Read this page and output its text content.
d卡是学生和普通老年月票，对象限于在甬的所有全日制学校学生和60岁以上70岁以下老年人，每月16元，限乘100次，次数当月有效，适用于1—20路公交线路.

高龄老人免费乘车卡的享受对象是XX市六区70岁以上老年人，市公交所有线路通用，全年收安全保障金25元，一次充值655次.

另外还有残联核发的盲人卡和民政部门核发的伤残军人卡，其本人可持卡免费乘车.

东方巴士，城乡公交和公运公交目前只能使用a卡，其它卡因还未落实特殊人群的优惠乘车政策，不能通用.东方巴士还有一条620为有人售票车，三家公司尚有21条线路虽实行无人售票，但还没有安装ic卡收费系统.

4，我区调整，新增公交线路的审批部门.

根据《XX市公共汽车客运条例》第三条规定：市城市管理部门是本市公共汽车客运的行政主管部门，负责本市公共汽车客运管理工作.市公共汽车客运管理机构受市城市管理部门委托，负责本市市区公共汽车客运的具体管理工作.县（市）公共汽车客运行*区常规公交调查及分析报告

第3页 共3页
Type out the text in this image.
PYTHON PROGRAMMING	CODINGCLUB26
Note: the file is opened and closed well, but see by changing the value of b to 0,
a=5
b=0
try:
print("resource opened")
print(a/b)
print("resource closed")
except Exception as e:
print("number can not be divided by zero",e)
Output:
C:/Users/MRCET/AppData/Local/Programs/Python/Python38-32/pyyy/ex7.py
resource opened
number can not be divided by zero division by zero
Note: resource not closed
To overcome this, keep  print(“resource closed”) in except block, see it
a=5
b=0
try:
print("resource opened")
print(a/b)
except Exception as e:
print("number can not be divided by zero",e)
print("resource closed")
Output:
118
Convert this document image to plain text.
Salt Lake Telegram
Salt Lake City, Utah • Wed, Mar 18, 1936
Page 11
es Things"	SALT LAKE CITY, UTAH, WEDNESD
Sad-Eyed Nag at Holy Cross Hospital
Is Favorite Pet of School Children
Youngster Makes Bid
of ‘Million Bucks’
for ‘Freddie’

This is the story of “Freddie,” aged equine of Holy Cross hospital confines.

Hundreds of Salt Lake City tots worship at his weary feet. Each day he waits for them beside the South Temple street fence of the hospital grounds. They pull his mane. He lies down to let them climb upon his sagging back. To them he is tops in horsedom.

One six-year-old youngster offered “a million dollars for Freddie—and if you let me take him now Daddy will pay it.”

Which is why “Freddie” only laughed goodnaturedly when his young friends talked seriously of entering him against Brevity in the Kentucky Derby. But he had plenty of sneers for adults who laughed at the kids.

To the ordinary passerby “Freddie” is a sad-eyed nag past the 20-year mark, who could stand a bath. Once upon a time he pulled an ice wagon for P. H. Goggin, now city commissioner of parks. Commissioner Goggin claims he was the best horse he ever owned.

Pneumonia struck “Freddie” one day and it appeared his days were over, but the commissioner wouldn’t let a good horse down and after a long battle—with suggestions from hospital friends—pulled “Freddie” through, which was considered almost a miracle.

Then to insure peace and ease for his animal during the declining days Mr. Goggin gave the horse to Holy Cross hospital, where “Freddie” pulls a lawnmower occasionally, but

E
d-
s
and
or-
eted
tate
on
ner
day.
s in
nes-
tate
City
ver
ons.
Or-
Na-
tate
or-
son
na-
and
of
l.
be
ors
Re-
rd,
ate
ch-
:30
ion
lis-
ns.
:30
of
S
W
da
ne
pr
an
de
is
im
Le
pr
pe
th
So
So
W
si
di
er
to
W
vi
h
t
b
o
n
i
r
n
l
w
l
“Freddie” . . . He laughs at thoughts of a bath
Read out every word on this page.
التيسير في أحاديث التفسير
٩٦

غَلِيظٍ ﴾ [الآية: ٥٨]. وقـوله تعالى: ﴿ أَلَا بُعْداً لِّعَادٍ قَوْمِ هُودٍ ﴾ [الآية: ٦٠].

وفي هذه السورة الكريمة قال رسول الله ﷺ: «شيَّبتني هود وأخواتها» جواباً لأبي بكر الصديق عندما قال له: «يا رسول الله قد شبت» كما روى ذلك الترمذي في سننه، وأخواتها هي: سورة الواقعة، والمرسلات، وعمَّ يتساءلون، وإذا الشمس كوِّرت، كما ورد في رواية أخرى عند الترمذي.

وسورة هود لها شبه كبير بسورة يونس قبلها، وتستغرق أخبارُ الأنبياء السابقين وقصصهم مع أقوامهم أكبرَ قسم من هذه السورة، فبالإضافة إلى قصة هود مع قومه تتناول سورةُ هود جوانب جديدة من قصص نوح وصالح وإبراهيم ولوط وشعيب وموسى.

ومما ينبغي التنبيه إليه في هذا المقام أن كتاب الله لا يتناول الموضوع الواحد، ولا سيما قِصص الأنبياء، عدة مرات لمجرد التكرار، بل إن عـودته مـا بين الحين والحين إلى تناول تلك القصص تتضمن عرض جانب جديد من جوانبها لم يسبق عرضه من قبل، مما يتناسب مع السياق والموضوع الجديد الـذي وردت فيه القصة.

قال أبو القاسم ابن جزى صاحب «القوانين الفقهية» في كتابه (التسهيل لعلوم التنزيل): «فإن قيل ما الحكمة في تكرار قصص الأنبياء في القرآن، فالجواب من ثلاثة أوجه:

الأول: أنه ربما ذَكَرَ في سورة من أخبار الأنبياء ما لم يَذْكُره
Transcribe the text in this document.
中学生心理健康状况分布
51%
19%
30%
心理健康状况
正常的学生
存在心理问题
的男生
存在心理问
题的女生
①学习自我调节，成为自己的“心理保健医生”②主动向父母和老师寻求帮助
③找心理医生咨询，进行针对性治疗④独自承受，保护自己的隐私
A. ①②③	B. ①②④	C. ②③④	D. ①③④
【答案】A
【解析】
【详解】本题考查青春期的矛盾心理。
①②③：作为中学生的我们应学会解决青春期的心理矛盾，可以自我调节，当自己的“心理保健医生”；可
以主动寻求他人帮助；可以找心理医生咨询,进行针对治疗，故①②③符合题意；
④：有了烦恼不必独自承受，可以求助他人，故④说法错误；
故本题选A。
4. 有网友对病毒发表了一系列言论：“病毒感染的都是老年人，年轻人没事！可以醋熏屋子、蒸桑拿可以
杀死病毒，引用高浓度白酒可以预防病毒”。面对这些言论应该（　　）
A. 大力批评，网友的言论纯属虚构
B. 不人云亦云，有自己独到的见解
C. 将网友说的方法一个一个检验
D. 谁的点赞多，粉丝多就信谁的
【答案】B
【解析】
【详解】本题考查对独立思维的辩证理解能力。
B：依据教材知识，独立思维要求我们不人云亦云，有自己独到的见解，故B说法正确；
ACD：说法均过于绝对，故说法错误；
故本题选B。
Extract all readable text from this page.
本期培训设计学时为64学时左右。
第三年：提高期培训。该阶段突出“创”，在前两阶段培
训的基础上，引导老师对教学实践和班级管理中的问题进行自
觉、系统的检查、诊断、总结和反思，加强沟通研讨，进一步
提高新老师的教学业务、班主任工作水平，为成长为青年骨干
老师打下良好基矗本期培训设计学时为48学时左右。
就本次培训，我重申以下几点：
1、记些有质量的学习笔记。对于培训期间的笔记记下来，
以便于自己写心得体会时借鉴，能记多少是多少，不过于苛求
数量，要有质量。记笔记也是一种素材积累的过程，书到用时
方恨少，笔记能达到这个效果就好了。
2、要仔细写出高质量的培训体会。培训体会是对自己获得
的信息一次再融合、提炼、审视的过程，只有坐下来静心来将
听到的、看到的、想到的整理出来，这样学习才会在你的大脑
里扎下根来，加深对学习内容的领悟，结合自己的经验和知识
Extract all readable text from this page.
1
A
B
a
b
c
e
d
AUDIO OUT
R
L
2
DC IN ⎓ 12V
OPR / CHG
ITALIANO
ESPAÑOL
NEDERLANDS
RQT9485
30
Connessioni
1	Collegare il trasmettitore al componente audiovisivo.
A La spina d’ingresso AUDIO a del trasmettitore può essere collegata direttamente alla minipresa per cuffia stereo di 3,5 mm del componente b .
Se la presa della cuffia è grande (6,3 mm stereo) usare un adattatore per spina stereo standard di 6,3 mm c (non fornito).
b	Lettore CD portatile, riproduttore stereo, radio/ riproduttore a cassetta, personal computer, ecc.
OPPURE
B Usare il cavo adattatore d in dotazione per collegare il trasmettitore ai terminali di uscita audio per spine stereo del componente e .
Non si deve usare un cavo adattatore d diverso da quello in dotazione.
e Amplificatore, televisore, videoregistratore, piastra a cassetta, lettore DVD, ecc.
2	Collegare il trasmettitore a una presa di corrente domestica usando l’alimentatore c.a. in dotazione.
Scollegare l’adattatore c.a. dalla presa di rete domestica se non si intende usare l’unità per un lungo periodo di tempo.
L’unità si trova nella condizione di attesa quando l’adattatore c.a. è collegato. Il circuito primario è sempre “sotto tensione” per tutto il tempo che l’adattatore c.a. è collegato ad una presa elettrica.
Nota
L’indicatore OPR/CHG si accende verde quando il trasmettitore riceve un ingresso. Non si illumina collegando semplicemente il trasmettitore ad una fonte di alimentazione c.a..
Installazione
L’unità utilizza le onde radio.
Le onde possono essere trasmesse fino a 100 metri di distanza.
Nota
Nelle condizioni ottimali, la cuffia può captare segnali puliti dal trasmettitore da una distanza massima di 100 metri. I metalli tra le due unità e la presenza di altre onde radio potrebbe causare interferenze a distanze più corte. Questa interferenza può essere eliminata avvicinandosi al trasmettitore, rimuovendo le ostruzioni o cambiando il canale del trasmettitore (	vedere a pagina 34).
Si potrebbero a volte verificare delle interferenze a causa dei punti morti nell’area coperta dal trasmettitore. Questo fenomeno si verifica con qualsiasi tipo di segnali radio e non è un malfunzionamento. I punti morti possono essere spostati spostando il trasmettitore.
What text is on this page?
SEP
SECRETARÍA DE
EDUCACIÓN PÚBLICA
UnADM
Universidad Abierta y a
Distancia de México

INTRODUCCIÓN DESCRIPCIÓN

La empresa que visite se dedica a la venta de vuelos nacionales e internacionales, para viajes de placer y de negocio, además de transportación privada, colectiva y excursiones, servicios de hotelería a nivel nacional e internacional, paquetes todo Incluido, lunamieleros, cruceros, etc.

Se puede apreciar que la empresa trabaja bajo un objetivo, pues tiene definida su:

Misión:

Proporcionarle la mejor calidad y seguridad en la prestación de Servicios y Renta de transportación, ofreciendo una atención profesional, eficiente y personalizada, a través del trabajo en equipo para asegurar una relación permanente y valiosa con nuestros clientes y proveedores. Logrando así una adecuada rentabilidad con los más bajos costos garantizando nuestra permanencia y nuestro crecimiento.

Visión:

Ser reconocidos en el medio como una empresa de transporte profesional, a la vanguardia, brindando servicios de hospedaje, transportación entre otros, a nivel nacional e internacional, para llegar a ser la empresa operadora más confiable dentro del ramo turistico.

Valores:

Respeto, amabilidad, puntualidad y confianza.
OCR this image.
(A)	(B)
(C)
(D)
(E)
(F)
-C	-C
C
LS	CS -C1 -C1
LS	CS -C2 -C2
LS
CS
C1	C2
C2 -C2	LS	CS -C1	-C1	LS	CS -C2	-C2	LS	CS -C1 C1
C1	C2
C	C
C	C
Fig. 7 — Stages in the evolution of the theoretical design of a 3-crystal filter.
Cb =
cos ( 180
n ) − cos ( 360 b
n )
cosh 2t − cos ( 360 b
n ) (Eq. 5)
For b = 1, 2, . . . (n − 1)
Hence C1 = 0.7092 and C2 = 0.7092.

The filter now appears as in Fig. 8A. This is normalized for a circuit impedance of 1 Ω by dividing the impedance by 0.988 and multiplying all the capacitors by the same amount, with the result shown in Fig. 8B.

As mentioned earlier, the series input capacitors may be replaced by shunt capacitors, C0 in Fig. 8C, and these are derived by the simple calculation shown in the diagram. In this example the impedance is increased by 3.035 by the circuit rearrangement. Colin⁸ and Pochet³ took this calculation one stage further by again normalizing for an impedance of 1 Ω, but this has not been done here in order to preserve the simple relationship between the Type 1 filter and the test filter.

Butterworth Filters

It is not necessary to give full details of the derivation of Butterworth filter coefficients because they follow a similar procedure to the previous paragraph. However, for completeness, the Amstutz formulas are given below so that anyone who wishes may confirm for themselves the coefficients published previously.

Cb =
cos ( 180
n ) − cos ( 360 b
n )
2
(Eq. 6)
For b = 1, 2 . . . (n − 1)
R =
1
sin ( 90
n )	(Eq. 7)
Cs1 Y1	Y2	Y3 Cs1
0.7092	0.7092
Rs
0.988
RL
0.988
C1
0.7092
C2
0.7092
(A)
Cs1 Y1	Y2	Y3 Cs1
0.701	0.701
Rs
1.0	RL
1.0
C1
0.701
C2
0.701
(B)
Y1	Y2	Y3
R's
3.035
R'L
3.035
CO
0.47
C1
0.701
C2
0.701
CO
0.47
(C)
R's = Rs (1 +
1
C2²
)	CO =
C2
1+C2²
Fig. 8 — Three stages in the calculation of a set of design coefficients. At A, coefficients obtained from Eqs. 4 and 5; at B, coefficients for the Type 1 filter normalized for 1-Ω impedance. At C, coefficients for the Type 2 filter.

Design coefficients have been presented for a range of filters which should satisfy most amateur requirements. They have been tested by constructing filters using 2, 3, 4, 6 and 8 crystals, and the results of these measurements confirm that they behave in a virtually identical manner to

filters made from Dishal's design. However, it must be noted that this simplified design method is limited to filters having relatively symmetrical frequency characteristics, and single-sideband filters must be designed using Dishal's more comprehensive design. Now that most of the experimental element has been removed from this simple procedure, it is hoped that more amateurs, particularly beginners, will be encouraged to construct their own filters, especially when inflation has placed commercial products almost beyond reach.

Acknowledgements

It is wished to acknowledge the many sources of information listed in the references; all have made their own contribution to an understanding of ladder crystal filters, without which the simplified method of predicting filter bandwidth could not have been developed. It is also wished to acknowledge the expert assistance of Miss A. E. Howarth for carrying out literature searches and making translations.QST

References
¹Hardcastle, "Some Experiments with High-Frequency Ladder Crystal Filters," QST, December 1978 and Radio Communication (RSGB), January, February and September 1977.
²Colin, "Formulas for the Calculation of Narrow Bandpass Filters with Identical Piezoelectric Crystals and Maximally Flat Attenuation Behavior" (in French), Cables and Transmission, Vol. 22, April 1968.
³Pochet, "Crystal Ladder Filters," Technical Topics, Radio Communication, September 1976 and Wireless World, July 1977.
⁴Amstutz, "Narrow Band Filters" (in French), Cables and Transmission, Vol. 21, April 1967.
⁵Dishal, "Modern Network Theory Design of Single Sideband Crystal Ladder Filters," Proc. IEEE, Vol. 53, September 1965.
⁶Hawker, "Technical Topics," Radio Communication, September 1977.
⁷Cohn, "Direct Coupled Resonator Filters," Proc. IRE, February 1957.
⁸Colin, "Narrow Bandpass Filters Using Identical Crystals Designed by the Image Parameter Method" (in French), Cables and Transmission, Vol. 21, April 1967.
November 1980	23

________________________

:: Given request ::
Using the listing above, work out how many of its lines include "April", and give only the result.

:: Written solution ::
3